__What you are asked to do__.
Pictures do not belong in your copy. Repeat all the other data exactly.

━━ Excerpted records

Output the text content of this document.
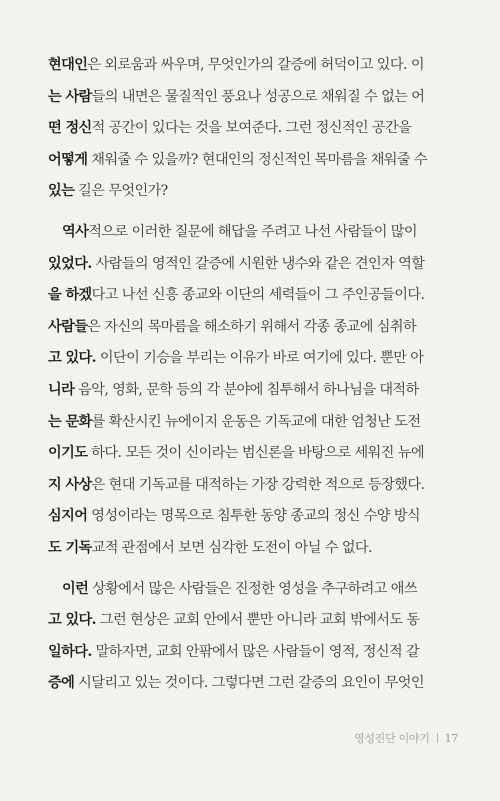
현대인은 외로움과 싸우며, 무엇인가의 갈증에 허덕이고 있다. 이
는 사람들의 내면은 물질적인 풍요나 성공으로 채워질 수 없는 어
떤 정신적 공간이 있다는 것을 보여준다. 그런 정신적인 공간을
어떻게 채워줄 수 있을까? 현대인의 정신적인 목마름을 채워줄 수
있는 길은 무엇인가?
역사적으로 이러한 질문에 해답을 주려고 나선 사람들이 많이
있었다. 사람들의 영적인 갈증에 시원한 냉수와 같은 견인자 역할
을 하겠다고 나선 신흥 종교와 이단의 세력들이 그 주인공들이다.
사람들은 자신의 목마름을 해소하기 위해서 각종 종교에 심취하
고 있다. 이단이 기승을 부리는 이유가 바로 여기에 있다. 뿐만 아
니라 음악, 영화, 문학 등의 각 분야에 침투해서 하나님을 대적하
는 문화를 확산시킨 뉴에이지 운동은 기독교에 대한 엄청난 도전
이기도 하다. 모든 것이 신이라는 범신론을 바탕으로 세워진 뉴에
지 사상은 현대 기독교를 대적하는 가장 강력한 적으로 등장했다.
심지어 영성이라는 명목으로 침투한 동양 종교의 정신 수양 방식
도 기독교적 관점에서 보면 심각한 도전이 아닐 수 없다.
이런 상황에서 많은 사람들은 진정한 영성을 추구하려고 애쓰
고 있다. 그런 현상은 교회 안에서 뿐만 아니라 교회 밖에서도 동
일하다. 말하자면, 교회 안팎에서 많은 사람들이 영적, 정신적 갈
증에 시달리고 있는 것이다. 그렇다면 그런 갈증의 요인이 무엇인
영성진단 이야기 17
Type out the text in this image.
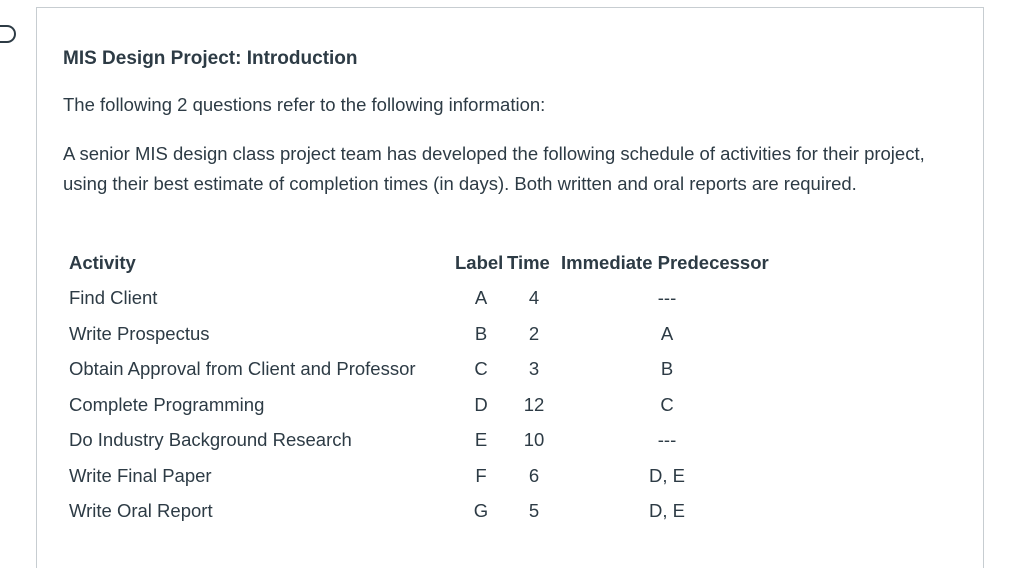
MIS Design Project: Introduction

The following 2 questions refer to the following information:

A senior MIS design class project team has developed the following schedule of activities for their project, using their best estimate of completion times (in days). Both written and oral reports are required.

Activity	Label	Time	Immediate Predecessor
Find Client	A	4	---
Write Prospectus	B	2	A
Obtain Approval from Client and Professor	C	3	B
Complete Programming	D	12	C
Do Industry Background Research	E	10	---
Write Final Paper	F	6	D, E
Write Oral Report	G	5	D, E
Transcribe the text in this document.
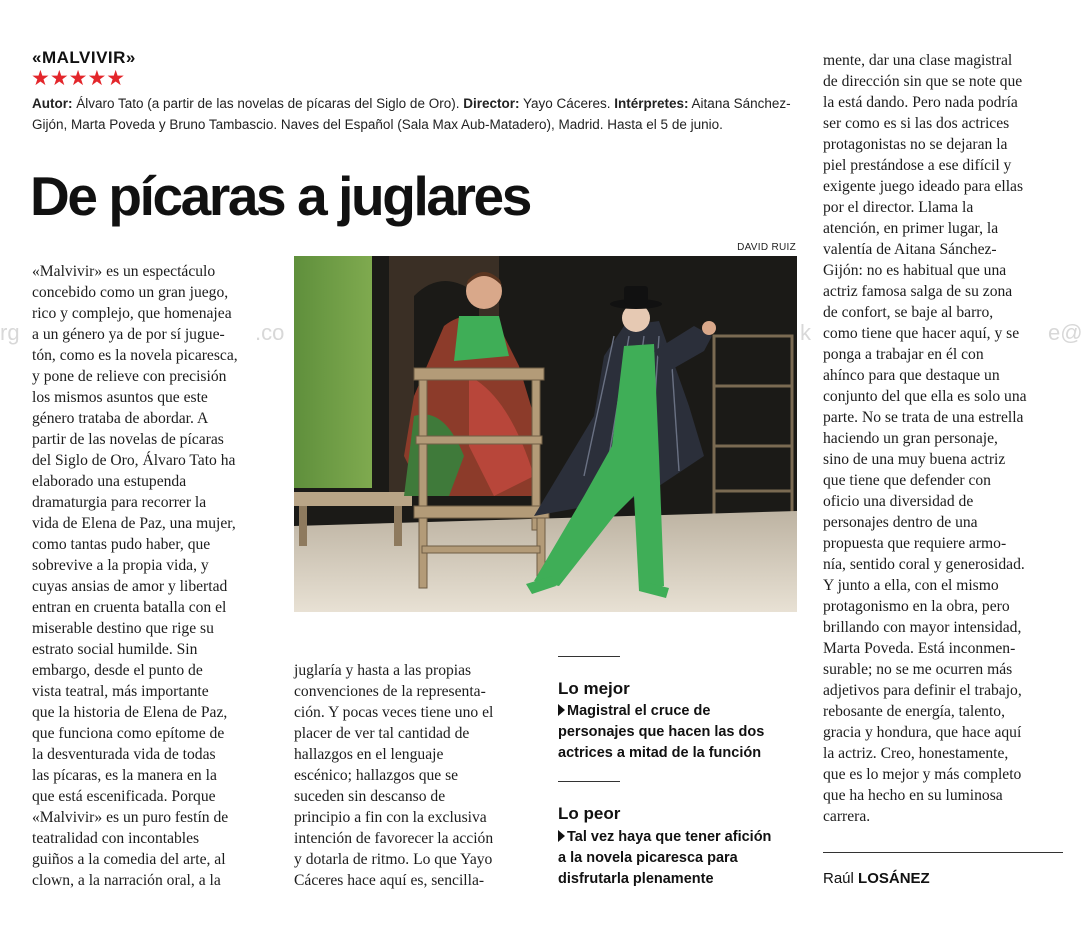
«MALVIVIR»
★★★★★
Autor: Álvaro Tato (a partir de las novelas de pícaras del Siglo de Oro). Director: Yayo Cáceres. Intérpretes: Aitana Sánchez-Gijón, Marta Poveda y Bruno Tambascio. Naves del Español (Sala Max Aub-Matadero), Madrid. Hasta el 5 de junio.
De pícaras a juglares
DAVID RUIZ
rg	.co	k	e@

«Malvivir» es un espectáculo

concebido como un gran juego,

rico y complejo, que homenajea

a un género ya de por sí jugue-

tón, como es la novela picaresca,

y pone de relieve con precisión

los mismos asuntos que este

género trataba de abordar. A

partir de las novelas de pícaras

del Siglo de Oro, Álvaro Tato ha

elaborado una estupenda

dramaturgia para recorrer la

vida de Elena de Paz, una mujer,

como tantas pudo haber, que

sobrevive a la propia vida, y

cuyas ansias de amor y libertad

entran en cruenta batalla con el

miserable destino que rige su

estrato social humilde. Sin

embargo, desde el punto de

vista teatral, más importante

que la historia de Elena de Paz,

que funciona como epítome de

la desventurada vida de todas

las pícaras, es la manera en la

que está escenificada. Porque

«Malvivir» es un puro festín de

teatralidad con incontables

guiños a la comedia del arte, al

clown, a la narración oral, a la

juglaría y hasta a las propias

convenciones de la representa-

ción. Y pocas veces tiene uno el

placer de ver tal cantidad de

hallazgos en el lenguaje

escénico; hallazgos que se

suceden sin descanso de

principio a fin con la exclusiva

intención de favorecer la acción

y dotarla de ritmo. Lo que Yayo

Cáceres hace aquí es, sencilla-

mente, dar una clase magistral

de dirección sin que se note que

la está dando. Pero nada podría

ser como es si las dos actrices

protagonistas no se dejaran la

piel prestándose a ese difícil y

exigente juego ideado para ellas

por el director. Llama la

atención, en primer lugar, la

valentía de Aitana Sánchez-

Gijón: no es habitual que una

actriz famosa salga de su zona

de confort, se baje al barro,

como tiene que hacer aquí, y se

ponga a trabajar en él con

ahínco para que destaque un

conjunto del que ella es solo una

parte. No se trata de una estrella

haciendo un gran personaje,

sino de una muy buena actriz

que tiene que defender con

oficio una diversidad de

personajes dentro de una

propuesta que requiere armo-

nía, sentido coral y generosidad.

Y junto a ella, con el mismo

protagonismo en la obra, pero

brillando con mayor intensidad,

Marta Poveda. Está inconmen-

surable; no se me ocurren más

adjetivos para definir el trabajo,

rebosante de energía, talento,

gracia y hondura, que hace aquí

la actriz. Creo, honestamente,

que es lo mejor y más completo

que ha hecho en su luminosa

carrera.

Lo mejor

Magistral el cruce de

personajes que hacen las dos

actrices a mitad de la función

Lo peor

Tal vez haya que tener afición

a la novela picaresca para

disfrutarla plenamente	Raúl LOSÁNEZ
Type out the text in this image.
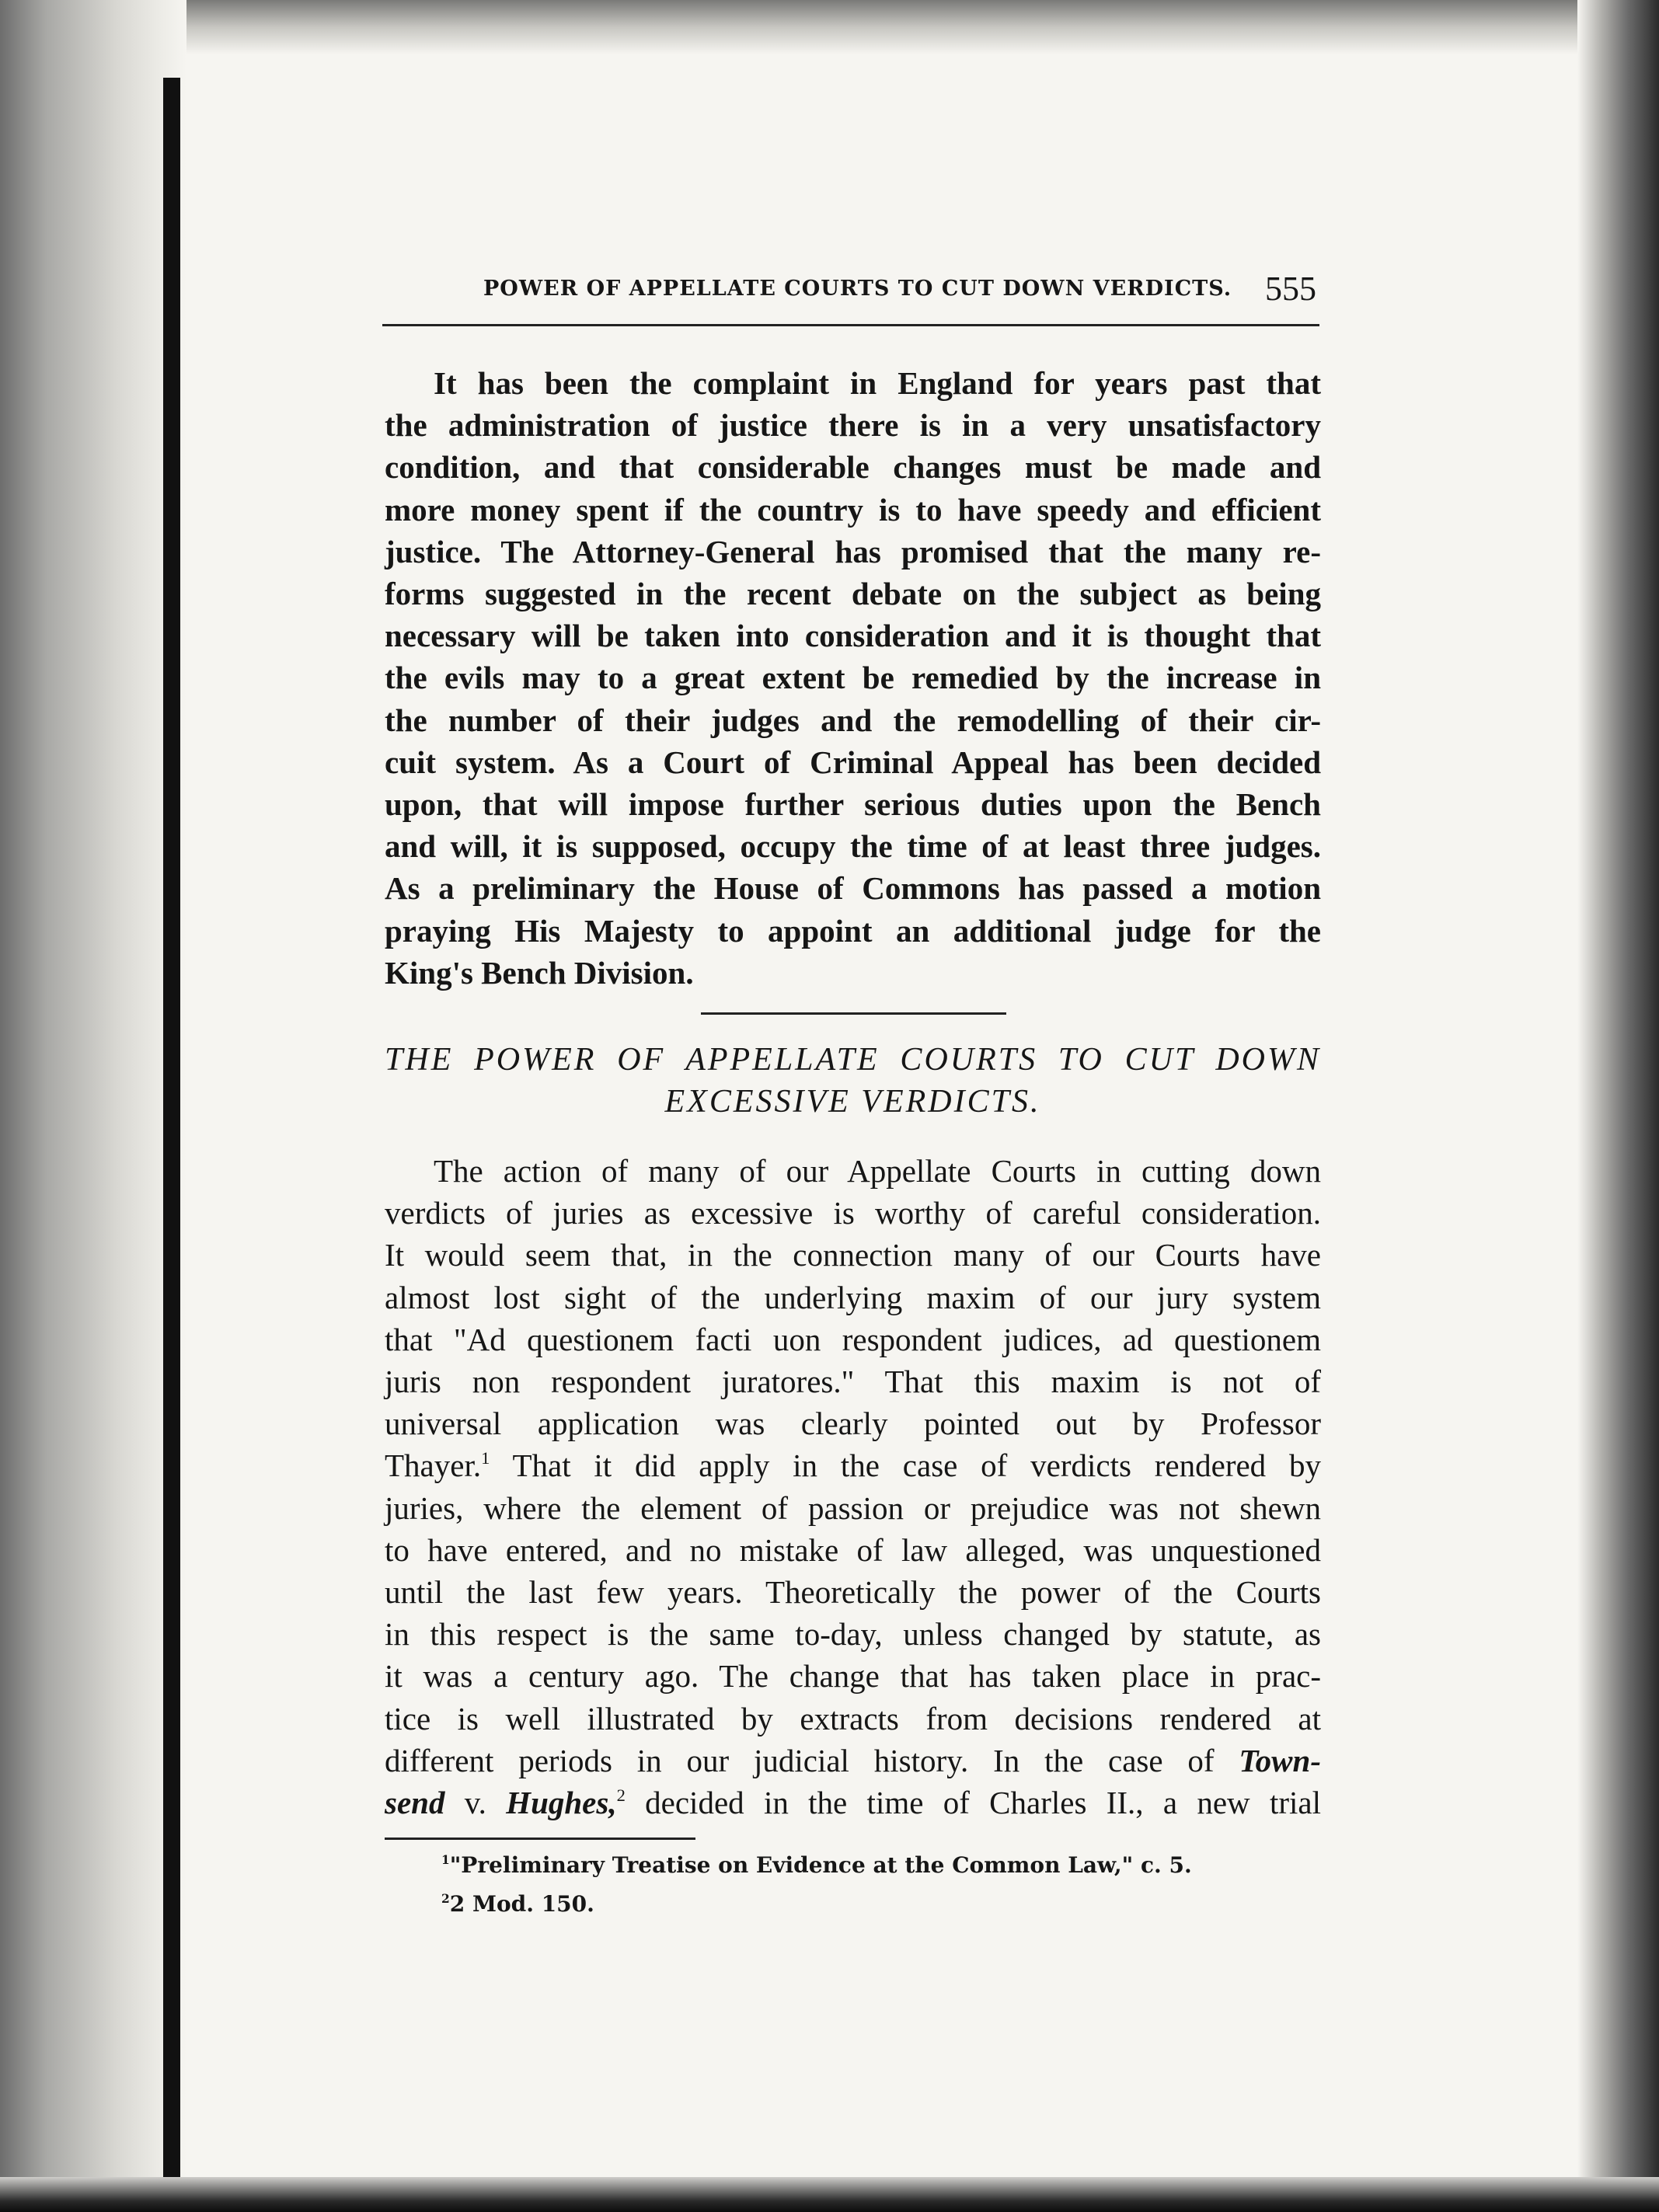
POWER OF APPELLATE COURTS TO CUT DOWN VERDICTS. 555
It has been the complaint in England for years past that
the administration of justice there is in a very unsatisfactory
condition, and that considerable changes must be made and
more money spent if the country is to have speedy and efficient
justice. The Attorney-General has promised that the many re-
forms suggested in the recent debate on the subject as being
necessary will be taken into consideration and it is thought that
the evils may to a great extent be remedied by the increase in
the number of their judges and the remodelling of their cir-
cuit system. As a Court of Criminal Appeal has been decided
upon, that will impose further serious duties upon the Bench
and will, it is supposed, occupy the time of at least three judges.
As a preliminary the House of Commons has passed a motion
praying His Majesty to appoint an additional judge for the
King's Bench Division.
THE POWER OF APPELLATE COURTS TO CUT DOWN
EXCESSIVE VERDICTS.
The action of many of our Appellate Courts in cutting down
verdicts of juries as excessive is worthy of careful consideration.
It would seem that, in the connection many of our Courts have
almost lost sight of the underlying maxim of our jury system
that "Ad questionem facti uon respondent judices, ad questionem
juris non respondent juratores." That this maxim is not of
universal application was clearly pointed out by Professor
Thayer.$^1$ That it did apply in the case of verdicts rendered by
juries, where the element of passion or prejudice was not shewn
to have entered, and no mistake of law alleged, was unquestioned
until the last few years. Theoretically the power of the Courts
in this respect is the same to-day, unless changed by statute, as
it was a century ago. The change that has taken place in prac-
tice is well illustrated by extracts from decisions rendered at
different periods in our judicial history. In the case of Town-
send v. Hughes,$^2$ decided in the time of Charles II., a new trial
$^1$"Preliminary Treatise on Evidence at the Common Law," c. 5.
$^2$2 Mod. 150.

━━━━

__The output__.
Output the text content of this document.
현대인은 외로움과 싸우며, 무엇인가의 갈증에 허덕이고 있다. 이
는 사람들의 내면은 물질적인 풍요나 성공으로 채워질 수 없는 어
떤 정신적 공간이 있다는 것을 보여준다. 그런 정신적인 공간을
어떻게 채워줄 수 있을까? 현대인의 정신적인 목마름을 채워줄 수
있는 길은 무엇인가?
역사적으로 이러한 질문에 해답을 주려고 나선 사람들이 많이
있었다. 사람들의 영적인 갈증에 시원한 냉수와 같은 견인자 역할
을 하겠다고 나선 신흥 종교와 이단의 세력들이 그 주인공들이다.
사람들은 자신의 목마름을 해소하기 위해서 각종 종교에 심취하
고 있다. 이단이 기승을 부리는 이유가 바로 여기에 있다. 뿐만 아
니라 음악, 영화, 문학 등의 각 분야에 침투해서 하나님을 대적하
는 문화를 확산시킨 뉴에이지 운동은 기독교에 대한 엄청난 도전
이기도 하다. 모든 것이 신이라는 범신론을 바탕으로 세워진 뉴에
지 사상은 현대 기독교를 대적하는 가장 강력한 적으로 등장했다.
심지어 영성이라는 명목으로 침투한 동양 종교의 정신 수양 방식
도 기독교적 관점에서 보면 심각한 도전이 아닐 수 없다.
이런 상황에서 많은 사람들은 진정한 영성을 추구하려고 애쓰
고 있다. 그런 현상은 교회 안에서 뿐만 아니라 교회 밖에서도 동
일하다. 말하자면, 교회 안팎에서 많은 사람들이 영적, 정신적 갈
증에 시달리고 있는 것이다. 그렇다면 그런 갈증의 요인이 무엇인
영성진단 이야기 17
Type out the text in this image.
MIS Design Project: Introduction

The following 2 questions refer to the following information:

A senior MIS design class project team has developed the following schedule of activities for their project, using their best estimate of completion times (in days). Both written and oral reports are required.

Activity	Label	Time	Immediate Predecessor
Find Client	A	4	---
Write Prospectus	B	2	A
Obtain Approval from Client and Professor	C	3	B
Complete Programming	D	12	C
Do Industry Background Research	E	10	---
Write Final Paper	F	6	D, E
Write Oral Report	G	5	D, E
Transcribe the text in this document.
«MALVIVIR»
★★★★★
Autor: Álvaro Tato (a partir de las novelas de pícaras del Siglo de Oro). Director: Yayo Cáceres. Intérpretes: Aitana Sánchez-Gijón, Marta Poveda y Bruno Tambascio. Naves del Español (Sala Max Aub-Matadero), Madrid. Hasta el 5 de junio.
De pícaras a juglares
DAVID RUIZ
rg	.co	k	e@

«Malvivir» es un espectáculo

concebido como un gran juego,

rico y complejo, que homenajea

a un género ya de por sí jugue-

tón, como es la novela picaresca,

y pone de relieve con precisión

los mismos asuntos que este

género trataba de abordar. A

partir de las novelas de pícaras

del Siglo de Oro, Álvaro Tato ha

elaborado una estupenda

dramaturgia para recorrer la

vida de Elena de Paz, una mujer,

como tantas pudo haber, que

sobrevive a la propia vida, y

cuyas ansias de amor y libertad

entran en cruenta batalla con el

miserable destino que rige su

estrato social humilde. Sin

embargo, desde el punto de

vista teatral, más importante

que la historia de Elena de Paz,

que funciona como epítome de

la desventurada vida de todas

las pícaras, es la manera en la

que está escenificada. Porque

«Malvivir» es un puro festín de

teatralidad con incontables

guiños a la comedia del arte, al

clown, a la narración oral, a la

juglaría y hasta a las propias

convenciones de la representa-

ción. Y pocas veces tiene uno el

placer de ver tal cantidad de

hallazgos en el lenguaje

escénico; hallazgos que se

suceden sin descanso de

principio a fin con la exclusiva

intención de favorecer la acción

y dotarla de ritmo. Lo que Yayo

Cáceres hace aquí es, sencilla-

mente, dar una clase magistral

de dirección sin que se note que

la está dando. Pero nada podría

ser como es si las dos actrices

protagonistas no se dejaran la

piel prestándose a ese difícil y

exigente juego ideado para ellas

por el director. Llama la

atención, en primer lugar, la

valentía de Aitana Sánchez-

Gijón: no es habitual que una

actriz famosa salga de su zona

de confort, se baje al barro,

como tiene que hacer aquí, y se

ponga a trabajar en él con

ahínco para que destaque un

conjunto del que ella es solo una

parte. No se trata de una estrella

haciendo un gran personaje,

sino de una muy buena actriz

que tiene que defender con

oficio una diversidad de

personajes dentro de una

propuesta que requiere armo-

nía, sentido coral y generosidad.

Y junto a ella, con el mismo

protagonismo en la obra, pero

brillando con mayor intensidad,

Marta Poveda. Está inconmen-

surable; no se me ocurren más

adjetivos para definir el trabajo,

rebosante de energía, talento,

gracia y hondura, que hace aquí

la actriz. Creo, honestamente,

que es lo mejor y más completo

que ha hecho en su luminosa

carrera.

Lo mejor

Magistral el cruce de

personajes que hacen las dos

actrices a mitad de la función

Lo peor

Tal vez haya que tener afición

a la novela picaresca para

disfrutarla plenamente	Raúl LOSÁNEZ
Type out the text in this image.
POWER OF APPELLATE COURTS TO CUT DOWN VERDICTS. 555
It has been the complaint in England for years past that
the administration of justice there is in a very unsatisfactory
condition, and that considerable changes must be made and
more money spent if the country is to have speedy and efficient
justice. The Attorney-General has promised that the many re-
forms suggested in the recent debate on the subject as being
necessary will be taken into consideration and it is thought that
the evils may to a great extent be remedied by the increase in
the number of their judges and the remodelling of their cir-
cuit system. As a Court of Criminal Appeal has been decided
upon, that will impose further serious duties upon the Bench
and will, it is supposed, occupy the time of at least three judges.
As a preliminary the House of Commons has passed a motion
praying His Majesty to appoint an additional judge for the
King's Bench Division.
THE POWER OF APPELLATE COURTS TO CUT DOWN
EXCESSIVE VERDICTS.
The action of many of our Appellate Courts in cutting down
verdicts of juries as excessive is worthy of careful consideration.
It would seem that, in the connection many of our Courts have
almost lost sight of the underlying maxim of our jury system
that "Ad questionem facti uon respondent judices, ad questionem
juris non respondent juratores." That this maxim is not of
universal application was clearly pointed out by Professor
Thayer.$^1$ That it did apply in the case of verdicts rendered by
juries, where the element of passion or prejudice was not shewn
to have entered, and no mistake of law alleged, was unquestioned
until the last few years. Theoretically the power of the Courts
in this respect is the same to-day, unless changed by statute, as
it was a century ago. The change that has taken place in prac-
tice is well illustrated by extracts from decisions rendered at
different periods in our judicial history. In the case of Town-
send v. Hughes,$^2$ decided in the time of Charles II., a new trial
$^1$"Preliminary Treatise on Evidence at the Common Law," c. 5.
$^2$2 Mod. 150.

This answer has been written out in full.